** Input material follows **
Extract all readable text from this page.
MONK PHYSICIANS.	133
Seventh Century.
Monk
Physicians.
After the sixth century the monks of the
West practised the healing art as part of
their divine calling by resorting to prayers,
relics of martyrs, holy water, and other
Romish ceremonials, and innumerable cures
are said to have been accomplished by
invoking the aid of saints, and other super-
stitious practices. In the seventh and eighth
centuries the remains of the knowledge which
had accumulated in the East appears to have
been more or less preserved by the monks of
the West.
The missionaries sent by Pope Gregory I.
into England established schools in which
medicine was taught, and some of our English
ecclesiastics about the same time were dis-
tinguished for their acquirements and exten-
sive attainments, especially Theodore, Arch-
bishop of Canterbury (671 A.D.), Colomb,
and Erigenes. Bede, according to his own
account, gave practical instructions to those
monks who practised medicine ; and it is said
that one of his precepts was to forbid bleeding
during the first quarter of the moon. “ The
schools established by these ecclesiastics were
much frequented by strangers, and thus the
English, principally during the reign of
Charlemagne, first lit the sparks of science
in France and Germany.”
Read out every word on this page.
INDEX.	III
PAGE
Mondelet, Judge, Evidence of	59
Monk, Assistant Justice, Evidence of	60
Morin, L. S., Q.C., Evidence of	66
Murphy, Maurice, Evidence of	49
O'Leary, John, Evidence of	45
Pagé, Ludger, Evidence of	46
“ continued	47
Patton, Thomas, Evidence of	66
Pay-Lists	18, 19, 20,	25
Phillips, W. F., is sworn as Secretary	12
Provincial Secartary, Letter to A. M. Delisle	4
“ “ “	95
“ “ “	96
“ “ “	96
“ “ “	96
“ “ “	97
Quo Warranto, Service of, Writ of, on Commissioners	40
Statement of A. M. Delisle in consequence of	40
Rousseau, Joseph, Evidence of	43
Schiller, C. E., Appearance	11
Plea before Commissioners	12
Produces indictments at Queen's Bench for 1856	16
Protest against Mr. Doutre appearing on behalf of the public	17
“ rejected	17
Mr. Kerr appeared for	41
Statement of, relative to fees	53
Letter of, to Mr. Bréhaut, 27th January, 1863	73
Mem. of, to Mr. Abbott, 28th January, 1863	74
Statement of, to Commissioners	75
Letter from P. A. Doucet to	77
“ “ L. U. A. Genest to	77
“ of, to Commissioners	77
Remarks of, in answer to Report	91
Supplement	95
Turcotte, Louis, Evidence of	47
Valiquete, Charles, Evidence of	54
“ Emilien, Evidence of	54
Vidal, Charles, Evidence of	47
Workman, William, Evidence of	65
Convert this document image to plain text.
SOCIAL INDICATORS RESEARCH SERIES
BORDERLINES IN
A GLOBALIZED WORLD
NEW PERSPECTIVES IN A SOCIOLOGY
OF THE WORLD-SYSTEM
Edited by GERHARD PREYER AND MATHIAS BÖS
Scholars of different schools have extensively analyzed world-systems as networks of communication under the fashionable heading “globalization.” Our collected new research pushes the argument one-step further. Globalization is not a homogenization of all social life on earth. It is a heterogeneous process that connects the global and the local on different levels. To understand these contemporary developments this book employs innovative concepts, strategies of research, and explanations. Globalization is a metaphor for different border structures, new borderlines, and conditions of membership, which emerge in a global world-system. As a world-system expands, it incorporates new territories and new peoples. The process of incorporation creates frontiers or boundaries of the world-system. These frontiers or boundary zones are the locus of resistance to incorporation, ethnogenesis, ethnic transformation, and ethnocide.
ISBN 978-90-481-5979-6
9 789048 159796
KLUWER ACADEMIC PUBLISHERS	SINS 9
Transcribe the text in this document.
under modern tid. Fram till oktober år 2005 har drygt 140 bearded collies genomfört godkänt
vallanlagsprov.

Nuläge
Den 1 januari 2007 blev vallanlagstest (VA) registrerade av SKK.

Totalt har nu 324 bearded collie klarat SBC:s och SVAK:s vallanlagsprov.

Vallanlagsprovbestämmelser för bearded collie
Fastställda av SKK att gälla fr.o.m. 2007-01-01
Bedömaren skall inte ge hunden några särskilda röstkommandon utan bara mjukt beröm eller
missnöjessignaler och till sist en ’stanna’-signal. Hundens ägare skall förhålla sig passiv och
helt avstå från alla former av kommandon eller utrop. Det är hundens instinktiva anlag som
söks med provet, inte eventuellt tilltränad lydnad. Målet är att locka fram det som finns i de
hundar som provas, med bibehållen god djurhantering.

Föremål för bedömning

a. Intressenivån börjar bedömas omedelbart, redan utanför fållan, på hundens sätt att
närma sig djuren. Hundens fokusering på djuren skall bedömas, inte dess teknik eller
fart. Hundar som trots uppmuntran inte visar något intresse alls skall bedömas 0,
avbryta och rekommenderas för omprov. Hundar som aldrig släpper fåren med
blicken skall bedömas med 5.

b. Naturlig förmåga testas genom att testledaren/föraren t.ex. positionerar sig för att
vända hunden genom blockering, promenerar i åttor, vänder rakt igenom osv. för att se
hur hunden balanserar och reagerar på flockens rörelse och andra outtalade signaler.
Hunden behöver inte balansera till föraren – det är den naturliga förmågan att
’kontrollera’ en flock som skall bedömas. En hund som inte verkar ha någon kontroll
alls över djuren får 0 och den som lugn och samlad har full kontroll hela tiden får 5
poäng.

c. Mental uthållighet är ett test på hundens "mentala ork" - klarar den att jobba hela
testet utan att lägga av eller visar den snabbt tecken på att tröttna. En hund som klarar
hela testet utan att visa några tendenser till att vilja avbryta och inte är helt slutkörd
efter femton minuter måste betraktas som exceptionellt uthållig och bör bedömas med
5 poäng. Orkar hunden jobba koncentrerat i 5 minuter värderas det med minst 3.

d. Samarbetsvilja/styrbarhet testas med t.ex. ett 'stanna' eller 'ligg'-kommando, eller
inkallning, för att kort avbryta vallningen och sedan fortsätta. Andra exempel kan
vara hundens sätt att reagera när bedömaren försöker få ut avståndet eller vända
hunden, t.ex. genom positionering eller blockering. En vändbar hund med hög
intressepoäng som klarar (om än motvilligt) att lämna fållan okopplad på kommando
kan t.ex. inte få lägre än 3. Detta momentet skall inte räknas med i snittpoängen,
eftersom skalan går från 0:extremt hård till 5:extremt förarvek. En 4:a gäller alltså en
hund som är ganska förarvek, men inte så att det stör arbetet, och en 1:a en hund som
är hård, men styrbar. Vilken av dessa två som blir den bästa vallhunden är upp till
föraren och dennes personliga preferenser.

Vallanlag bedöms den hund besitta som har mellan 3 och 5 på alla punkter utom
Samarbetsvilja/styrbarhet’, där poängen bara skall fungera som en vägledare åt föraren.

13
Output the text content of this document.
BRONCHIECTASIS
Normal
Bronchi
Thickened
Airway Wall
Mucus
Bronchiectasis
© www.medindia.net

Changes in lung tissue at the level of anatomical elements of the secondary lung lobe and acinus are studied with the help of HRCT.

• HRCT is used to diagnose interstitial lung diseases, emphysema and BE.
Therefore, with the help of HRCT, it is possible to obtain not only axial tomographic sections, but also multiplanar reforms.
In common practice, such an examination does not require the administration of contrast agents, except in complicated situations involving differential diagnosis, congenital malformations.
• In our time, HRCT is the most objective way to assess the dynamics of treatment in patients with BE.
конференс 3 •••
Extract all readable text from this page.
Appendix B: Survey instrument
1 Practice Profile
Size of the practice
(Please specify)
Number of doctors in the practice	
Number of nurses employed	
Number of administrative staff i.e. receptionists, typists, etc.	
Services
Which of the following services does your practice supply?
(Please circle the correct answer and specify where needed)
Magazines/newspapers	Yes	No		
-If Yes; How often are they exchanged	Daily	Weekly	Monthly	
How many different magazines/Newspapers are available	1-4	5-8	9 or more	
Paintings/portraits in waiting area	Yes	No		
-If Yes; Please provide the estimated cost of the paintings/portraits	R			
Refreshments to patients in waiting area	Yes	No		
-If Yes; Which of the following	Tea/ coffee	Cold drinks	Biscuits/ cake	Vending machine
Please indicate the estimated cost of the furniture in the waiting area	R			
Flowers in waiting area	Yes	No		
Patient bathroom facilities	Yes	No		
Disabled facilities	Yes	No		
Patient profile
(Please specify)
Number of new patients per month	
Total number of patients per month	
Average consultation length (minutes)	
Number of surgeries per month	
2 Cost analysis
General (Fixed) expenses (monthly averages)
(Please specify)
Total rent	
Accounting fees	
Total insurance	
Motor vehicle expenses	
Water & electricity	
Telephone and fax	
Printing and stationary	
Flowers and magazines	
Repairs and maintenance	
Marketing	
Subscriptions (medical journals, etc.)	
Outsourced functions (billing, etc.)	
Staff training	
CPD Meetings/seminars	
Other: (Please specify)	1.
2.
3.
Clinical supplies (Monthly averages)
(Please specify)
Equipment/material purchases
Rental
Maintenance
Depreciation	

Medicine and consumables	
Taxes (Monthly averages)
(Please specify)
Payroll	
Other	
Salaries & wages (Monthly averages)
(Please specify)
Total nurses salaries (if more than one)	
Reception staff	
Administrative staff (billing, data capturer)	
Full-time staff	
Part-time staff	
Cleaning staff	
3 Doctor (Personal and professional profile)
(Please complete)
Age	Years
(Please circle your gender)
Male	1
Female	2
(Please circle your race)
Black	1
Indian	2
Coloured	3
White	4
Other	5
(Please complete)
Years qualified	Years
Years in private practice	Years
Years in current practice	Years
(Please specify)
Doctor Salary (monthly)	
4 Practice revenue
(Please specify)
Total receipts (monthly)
** End of Input material **
Work required:
Copy each line of the listing above that contains the word "ecclesiastics".

The answer:
ecclesiastics about the same time were dis-
schools established by these ecclesiastics were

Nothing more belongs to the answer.